→ **Exercise directions**:
Which lines hold the word "title"? Copy each one.

→ **Supplied material**:
* START *
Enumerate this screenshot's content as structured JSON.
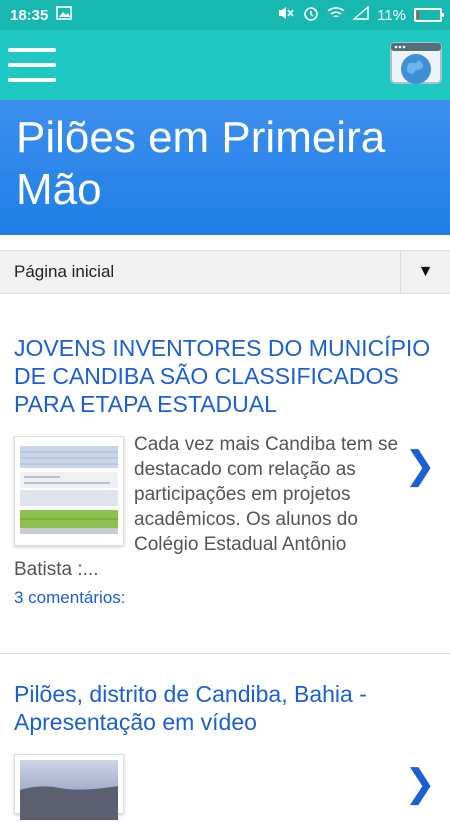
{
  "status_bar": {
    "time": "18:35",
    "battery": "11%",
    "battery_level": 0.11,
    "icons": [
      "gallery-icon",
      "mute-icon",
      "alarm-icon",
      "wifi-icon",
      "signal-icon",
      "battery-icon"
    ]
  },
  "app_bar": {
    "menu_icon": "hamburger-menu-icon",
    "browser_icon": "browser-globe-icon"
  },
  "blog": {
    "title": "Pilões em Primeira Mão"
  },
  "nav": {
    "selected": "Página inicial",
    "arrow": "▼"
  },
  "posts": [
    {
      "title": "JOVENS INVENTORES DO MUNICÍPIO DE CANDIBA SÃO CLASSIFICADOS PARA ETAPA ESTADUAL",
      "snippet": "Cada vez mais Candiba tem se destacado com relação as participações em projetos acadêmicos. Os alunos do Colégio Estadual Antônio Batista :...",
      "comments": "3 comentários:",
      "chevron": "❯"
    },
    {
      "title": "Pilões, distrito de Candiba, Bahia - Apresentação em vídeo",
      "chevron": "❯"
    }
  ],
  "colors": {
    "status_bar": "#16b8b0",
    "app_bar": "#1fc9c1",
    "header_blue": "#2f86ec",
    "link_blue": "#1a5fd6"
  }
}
* END *
→ **Solution to the exercise**:
    "title": "Pilões em Primeira Mão"
      "title": "JOVENS INVENTORES DO MUNICÍPIO DE CANDIBA SÃO CLASSIFICADOS PARA ETAPA ESTADUAL",
      "title": "Pilões, distrito de Candiba, Bahia - Apresentação em vídeo",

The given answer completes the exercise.